━━ LISTING ━━
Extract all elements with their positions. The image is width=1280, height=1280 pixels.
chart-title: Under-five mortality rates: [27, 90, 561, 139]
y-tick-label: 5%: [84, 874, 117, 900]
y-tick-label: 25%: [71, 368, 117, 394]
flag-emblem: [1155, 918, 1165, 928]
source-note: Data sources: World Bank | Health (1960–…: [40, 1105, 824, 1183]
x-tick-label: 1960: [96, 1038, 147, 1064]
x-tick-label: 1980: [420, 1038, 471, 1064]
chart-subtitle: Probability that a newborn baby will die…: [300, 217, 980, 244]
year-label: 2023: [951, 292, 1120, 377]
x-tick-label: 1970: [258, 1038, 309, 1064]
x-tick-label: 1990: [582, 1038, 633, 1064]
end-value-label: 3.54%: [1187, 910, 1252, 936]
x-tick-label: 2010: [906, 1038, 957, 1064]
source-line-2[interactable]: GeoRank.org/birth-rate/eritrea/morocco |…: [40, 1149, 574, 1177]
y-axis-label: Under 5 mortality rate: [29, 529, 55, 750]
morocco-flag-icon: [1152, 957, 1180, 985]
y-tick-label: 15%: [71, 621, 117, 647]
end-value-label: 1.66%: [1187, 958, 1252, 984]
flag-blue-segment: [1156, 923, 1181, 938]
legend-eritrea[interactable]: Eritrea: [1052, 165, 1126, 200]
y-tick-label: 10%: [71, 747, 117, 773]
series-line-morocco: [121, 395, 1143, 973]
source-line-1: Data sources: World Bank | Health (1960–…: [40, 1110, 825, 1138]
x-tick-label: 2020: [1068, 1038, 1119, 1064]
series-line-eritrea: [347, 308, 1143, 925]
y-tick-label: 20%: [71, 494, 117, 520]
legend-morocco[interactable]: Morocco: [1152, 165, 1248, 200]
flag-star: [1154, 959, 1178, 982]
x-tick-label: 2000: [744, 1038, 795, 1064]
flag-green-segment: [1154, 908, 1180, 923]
━━━
EXERCISE:
Rewrite the material above with every "x-tick-label" replaced by "x-axis-tick" and nothing else changed.

FULL SOLUTION:
Extract all elements with their positions. The image is width=1280, height=1280 pixels.
chart-title: Under-five mortality rates: [27, 90, 561, 139]
y-tick-label: 5%: [84, 874, 117, 900]
y-tick-label: 25%: [71, 368, 117, 394]
flag-emblem: [1155, 918, 1165, 928]
source-note: Data sources: World Bank | Health (1960–…: [40, 1105, 824, 1183]
x-axis-tick: 1960: [96, 1038, 147, 1064]
x-axis-tick: 1980: [420, 1038, 471, 1064]
chart-subtitle: Probability that a newborn baby will die…: [300, 217, 980, 244]
year-label: 2023: [951, 292, 1120, 377]
x-axis-tick: 1970: [258, 1038, 309, 1064]
x-axis-tick: 1990: [582, 1038, 633, 1064]
end-value-label: 3.54%: [1187, 910, 1252, 936]
x-axis-tick: 2010: [906, 1038, 957, 1064]
source-line-2[interactable]: GeoRank.org/birth-rate/eritrea/morocco |…: [40, 1149, 574, 1177]
y-axis-label: Under 5 mortality rate: [29, 529, 55, 750]
morocco-flag-icon: [1152, 957, 1180, 985]
y-tick-label: 15%: [71, 621, 117, 647]
end-value-label: 1.66%: [1187, 958, 1252, 984]
flag-blue-segment: [1156, 923, 1181, 938]
legend-eritrea[interactable]: Eritrea: [1052, 165, 1126, 200]
y-tick-label: 10%: [71, 747, 117, 773]
series-line-morocco: [121, 395, 1143, 973]
source-line-1: Data sources: World Bank | Health (1960–…: [40, 1110, 825, 1138]
x-axis-tick: 2020: [1068, 1038, 1119, 1064]
series-line-eritrea: [347, 308, 1143, 925]
y-tick-label: 20%: [71, 494, 117, 520]
legend-morocco[interactable]: Morocco: [1152, 165, 1248, 200]
flag-star: [1154, 959, 1178, 982]
x-axis-tick: 2000: [744, 1038, 795, 1064]
flag-green-segment: [1154, 908, 1180, 923]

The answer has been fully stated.